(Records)
Begin
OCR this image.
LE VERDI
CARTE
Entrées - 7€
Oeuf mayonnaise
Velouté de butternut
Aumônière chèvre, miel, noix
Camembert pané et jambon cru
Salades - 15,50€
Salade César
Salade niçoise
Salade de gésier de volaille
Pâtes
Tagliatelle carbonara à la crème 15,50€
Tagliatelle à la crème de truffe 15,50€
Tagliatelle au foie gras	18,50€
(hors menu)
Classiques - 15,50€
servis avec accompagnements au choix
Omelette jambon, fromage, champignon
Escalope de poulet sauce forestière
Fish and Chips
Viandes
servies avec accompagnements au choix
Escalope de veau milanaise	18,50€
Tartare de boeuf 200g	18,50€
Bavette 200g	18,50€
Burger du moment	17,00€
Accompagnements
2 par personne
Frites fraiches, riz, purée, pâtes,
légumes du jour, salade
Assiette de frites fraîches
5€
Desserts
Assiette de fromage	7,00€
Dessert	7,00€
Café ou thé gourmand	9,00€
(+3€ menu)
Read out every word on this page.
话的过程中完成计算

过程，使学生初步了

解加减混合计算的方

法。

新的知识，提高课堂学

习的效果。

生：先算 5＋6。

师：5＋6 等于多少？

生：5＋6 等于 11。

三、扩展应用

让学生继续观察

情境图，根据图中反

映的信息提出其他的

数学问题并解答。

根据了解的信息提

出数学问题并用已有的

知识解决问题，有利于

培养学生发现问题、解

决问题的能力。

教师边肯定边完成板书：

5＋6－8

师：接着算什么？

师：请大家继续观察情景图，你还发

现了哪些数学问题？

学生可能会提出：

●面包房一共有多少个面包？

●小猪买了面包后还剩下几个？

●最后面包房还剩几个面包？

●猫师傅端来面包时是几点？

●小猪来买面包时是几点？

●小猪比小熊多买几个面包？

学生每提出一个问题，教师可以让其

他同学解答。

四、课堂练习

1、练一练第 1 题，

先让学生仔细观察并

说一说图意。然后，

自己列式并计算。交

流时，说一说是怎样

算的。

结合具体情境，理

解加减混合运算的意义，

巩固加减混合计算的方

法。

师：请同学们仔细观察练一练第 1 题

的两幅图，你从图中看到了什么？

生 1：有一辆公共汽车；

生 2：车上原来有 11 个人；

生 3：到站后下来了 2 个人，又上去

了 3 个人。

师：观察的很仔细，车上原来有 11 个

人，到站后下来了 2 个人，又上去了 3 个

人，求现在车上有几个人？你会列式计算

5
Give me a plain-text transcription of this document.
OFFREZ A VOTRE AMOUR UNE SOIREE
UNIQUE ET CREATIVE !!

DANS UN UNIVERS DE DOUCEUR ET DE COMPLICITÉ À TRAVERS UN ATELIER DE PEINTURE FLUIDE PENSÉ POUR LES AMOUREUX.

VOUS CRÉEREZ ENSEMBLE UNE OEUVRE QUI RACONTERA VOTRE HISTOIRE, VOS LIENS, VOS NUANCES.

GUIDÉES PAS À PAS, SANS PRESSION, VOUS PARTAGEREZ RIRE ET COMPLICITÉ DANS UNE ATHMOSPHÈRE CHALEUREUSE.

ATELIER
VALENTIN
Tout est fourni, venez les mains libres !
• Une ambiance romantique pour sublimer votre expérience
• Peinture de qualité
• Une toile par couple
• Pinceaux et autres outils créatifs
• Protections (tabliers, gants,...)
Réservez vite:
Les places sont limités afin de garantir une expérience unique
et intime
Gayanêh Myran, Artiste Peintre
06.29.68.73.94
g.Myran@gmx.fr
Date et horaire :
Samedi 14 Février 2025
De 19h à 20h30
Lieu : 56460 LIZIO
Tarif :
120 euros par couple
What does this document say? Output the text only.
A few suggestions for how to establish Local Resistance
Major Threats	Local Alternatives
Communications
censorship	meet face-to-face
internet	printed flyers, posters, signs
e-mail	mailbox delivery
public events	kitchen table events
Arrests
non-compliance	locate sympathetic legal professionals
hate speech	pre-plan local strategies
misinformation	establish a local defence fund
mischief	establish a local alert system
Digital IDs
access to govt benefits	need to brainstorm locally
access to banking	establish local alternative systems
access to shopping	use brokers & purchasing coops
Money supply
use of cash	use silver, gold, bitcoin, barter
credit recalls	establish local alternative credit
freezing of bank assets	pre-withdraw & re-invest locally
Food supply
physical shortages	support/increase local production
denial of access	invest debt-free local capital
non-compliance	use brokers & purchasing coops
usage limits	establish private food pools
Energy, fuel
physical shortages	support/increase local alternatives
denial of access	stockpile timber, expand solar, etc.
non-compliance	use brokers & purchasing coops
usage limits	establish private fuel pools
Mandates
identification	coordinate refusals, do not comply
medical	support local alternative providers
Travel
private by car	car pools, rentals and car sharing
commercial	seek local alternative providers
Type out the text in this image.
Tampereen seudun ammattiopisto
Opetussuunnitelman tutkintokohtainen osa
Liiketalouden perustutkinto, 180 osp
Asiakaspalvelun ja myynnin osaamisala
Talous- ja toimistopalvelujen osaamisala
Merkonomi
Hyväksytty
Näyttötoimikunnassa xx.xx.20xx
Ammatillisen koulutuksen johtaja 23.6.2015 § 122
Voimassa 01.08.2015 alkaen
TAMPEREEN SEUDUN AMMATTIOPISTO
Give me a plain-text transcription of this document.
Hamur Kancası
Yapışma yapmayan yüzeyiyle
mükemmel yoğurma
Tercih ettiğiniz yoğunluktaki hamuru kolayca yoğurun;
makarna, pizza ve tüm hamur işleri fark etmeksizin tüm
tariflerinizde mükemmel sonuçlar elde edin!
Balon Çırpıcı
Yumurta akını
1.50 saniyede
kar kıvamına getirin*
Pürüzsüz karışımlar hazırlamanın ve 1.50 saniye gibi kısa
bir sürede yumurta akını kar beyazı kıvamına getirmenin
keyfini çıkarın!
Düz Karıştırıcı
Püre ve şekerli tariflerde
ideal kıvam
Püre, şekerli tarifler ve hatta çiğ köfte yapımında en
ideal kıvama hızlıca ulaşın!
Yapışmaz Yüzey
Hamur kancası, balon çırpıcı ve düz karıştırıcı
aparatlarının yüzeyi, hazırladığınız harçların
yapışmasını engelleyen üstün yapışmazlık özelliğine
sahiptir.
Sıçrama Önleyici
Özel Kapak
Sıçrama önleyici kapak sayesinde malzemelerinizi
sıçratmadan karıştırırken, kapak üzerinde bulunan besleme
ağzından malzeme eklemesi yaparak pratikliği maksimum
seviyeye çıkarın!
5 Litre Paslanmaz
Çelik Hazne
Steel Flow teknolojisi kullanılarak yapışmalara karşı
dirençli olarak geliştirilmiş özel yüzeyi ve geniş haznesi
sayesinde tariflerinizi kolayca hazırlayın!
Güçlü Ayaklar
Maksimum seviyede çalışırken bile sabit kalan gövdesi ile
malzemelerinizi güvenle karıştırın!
End
Copy down the material exactly as written.

OCR this image.
LE VERDI
CARTE
Entrées - 7€
Oeuf mayonnaise
Velouté de butternut
Aumônière chèvre, miel, noix
Camembert pané et jambon cru
Salades - 15,50€
Salade César
Salade niçoise
Salade de gésier de volaille
Pâtes
Tagliatelle carbonara à la crème 15,50€
Tagliatelle à la crème de truffe 15,50€
Tagliatelle au foie gras	18,50€
(hors menu)
Classiques - 15,50€
servis avec accompagnements au choix
Omelette jambon, fromage, champignon
Escalope de poulet sauce forestière
Fish and Chips
Viandes
servies avec accompagnements au choix
Escalope de veau milanaise	18,50€
Tartare de boeuf 200g	18,50€
Bavette 200g	18,50€
Burger du moment	17,00€
Accompagnements
2 par personne
Frites fraiches, riz, purée, pâtes,
légumes du jour, salade
Assiette de frites fraîches
5€
Desserts
Assiette de fromage	7,00€
Dessert	7,00€
Café ou thé gourmand	9,00€
(+3€ menu)
Read out every word on this page.
话的过程中完成计算

过程，使学生初步了

解加减混合计算的方

法。

新的知识，提高课堂学

习的效果。

生：先算 5＋6。

师：5＋6 等于多少？

生：5＋6 等于 11。

三、扩展应用

让学生继续观察

情境图，根据图中反

映的信息提出其他的

数学问题并解答。

根据了解的信息提

出数学问题并用已有的

知识解决问题，有利于

培养学生发现问题、解

决问题的能力。

教师边肯定边完成板书：

5＋6－8

师：接着算什么？

师：请大家继续观察情景图，你还发

现了哪些数学问题？

学生可能会提出：

●面包房一共有多少个面包？

●小猪买了面包后还剩下几个？

●最后面包房还剩几个面包？

●猫师傅端来面包时是几点？

●小猪来买面包时是几点？

●小猪比小熊多买几个面包？

学生每提出一个问题，教师可以让其

他同学解答。

四、课堂练习

1、练一练第 1 题，

先让学生仔细观察并

说一说图意。然后，

自己列式并计算。交

流时，说一说是怎样

算的。

结合具体情境，理

解加减混合运算的意义，

巩固加减混合计算的方

法。

师：请同学们仔细观察练一练第 1 题

的两幅图，你从图中看到了什么？

生 1：有一辆公共汽车；

生 2：车上原来有 11 个人；

生 3：到站后下来了 2 个人，又上去

了 3 个人。

师：观察的很仔细，车上原来有 11 个

人，到站后下来了 2 个人，又上去了 3 个

人，求现在车上有几个人？你会列式计算

5
Give me a plain-text transcription of this document.
OFFREZ A VOTRE AMOUR UNE SOIREE
UNIQUE ET CREATIVE !!

DANS UN UNIVERS DE DOUCEUR ET DE COMPLICITÉ À TRAVERS UN ATELIER DE PEINTURE FLUIDE PENSÉ POUR LES AMOUREUX.

VOUS CRÉEREZ ENSEMBLE UNE OEUVRE QUI RACONTERA VOTRE HISTOIRE, VOS LIENS, VOS NUANCES.

GUIDÉES PAS À PAS, SANS PRESSION, VOUS PARTAGEREZ RIRE ET COMPLICITÉ DANS UNE ATHMOSPHÈRE CHALEUREUSE.

ATELIER
VALENTIN
Tout est fourni, venez les mains libres !
• Une ambiance romantique pour sublimer votre expérience
• Peinture de qualité
• Une toile par couple
• Pinceaux et autres outils créatifs
• Protections (tabliers, gants,...)
Réservez vite:
Les places sont limités afin de garantir une expérience unique
et intime
Gayanêh Myran, Artiste Peintre
06.29.68.73.94
g.Myran@gmx.fr
Date et horaire :
Samedi 14 Février 2025
De 19h à 20h30
Lieu : 56460 LIZIO
Tarif :
120 euros par couple
What does this document say? Output the text only.
A few suggestions for how to establish Local Resistance
Major Threats	Local Alternatives
Communications
censorship	meet face-to-face
internet	printed flyers, posters, signs
e-mail	mailbox delivery
public events	kitchen table events
Arrests
non-compliance	locate sympathetic legal professionals
hate speech	pre-plan local strategies
misinformation	establish a local defence fund
mischief	establish a local alert system
Digital IDs
access to govt benefits	need to brainstorm locally
access to banking	establish local alternative systems
access to shopping	use brokers & purchasing coops
Money supply
use of cash	use silver, gold, bitcoin, barter
credit recalls	establish local alternative credit
freezing of bank assets	pre-withdraw & re-invest locally
Food supply
physical shortages	support/increase local production
denial of access	invest debt-free local capital
non-compliance	use brokers & purchasing coops
usage limits	establish private food pools
Energy, fuel
physical shortages	support/increase local alternatives
denial of access	stockpile timber, expand solar, etc.
non-compliance	use brokers & purchasing coops
usage limits	establish private fuel pools
Mandates
identification	coordinate refusals, do not comply
medical	support local alternative providers
Travel
private by car	car pools, rentals and car sharing
commercial	seek local alternative providers
Type out the text in this image.
Tampereen seudun ammattiopisto
Opetussuunnitelman tutkintokohtainen osa
Liiketalouden perustutkinto, 180 osp
Asiakaspalvelun ja myynnin osaamisala
Talous- ja toimistopalvelujen osaamisala
Merkonomi
Hyväksytty
Näyttötoimikunnassa xx.xx.20xx
Ammatillisen koulutuksen johtaja 23.6.2015 § 122
Voimassa 01.08.2015 alkaen
TAMPEREEN SEUDUN AMMATTIOPISTO
Give me a plain-text transcription of this document.
Hamur Kancası
Yapışma yapmayan yüzeyiyle
mükemmel yoğurma
Tercih ettiğiniz yoğunluktaki hamuru kolayca yoğurun;
makarna, pizza ve tüm hamur işleri fark etmeksizin tüm
tariflerinizde mükemmel sonuçlar elde edin!
Balon Çırpıcı
Yumurta akını
1.50 saniyede
kar kıvamına getirin*
Pürüzsüz karışımlar hazırlamanın ve 1.50 saniye gibi kısa
bir sürede yumurta akını kar beyazı kıvamına getirmenin
keyfini çıkarın!
Düz Karıştırıcı
Püre ve şekerli tariflerde
ideal kıvam
Püre, şekerli tarifler ve hatta çiğ köfte yapımında en
ideal kıvama hızlıca ulaşın!
Yapışmaz Yüzey
Hamur kancası, balon çırpıcı ve düz karıştırıcı
aparatlarının yüzeyi, hazırladığınız harçların
yapışmasını engelleyen üstün yapışmazlık özelliğine
sahiptir.
Sıçrama Önleyici
Özel Kapak
Sıçrama önleyici kapak sayesinde malzemelerinizi
sıçratmadan karıştırırken, kapak üzerinde bulunan besleme
ağzından malzeme eklemesi yaparak pratikliği maksimum
seviyeye çıkarın!
5 Litre Paslanmaz
Çelik Hazne
Steel Flow teknolojisi kullanılarak yapışmalara karşı
dirençli olarak geliştirilmiş özel yüzeyi ve geniş haznesi
sayesinde tariflerinizi kolayca hazırlayın!
Güçlü Ayaklar
Maksimum seviyede çalışırken bile sabit kalan gövdesi ile
malzemelerinizi güvenle karıştırın!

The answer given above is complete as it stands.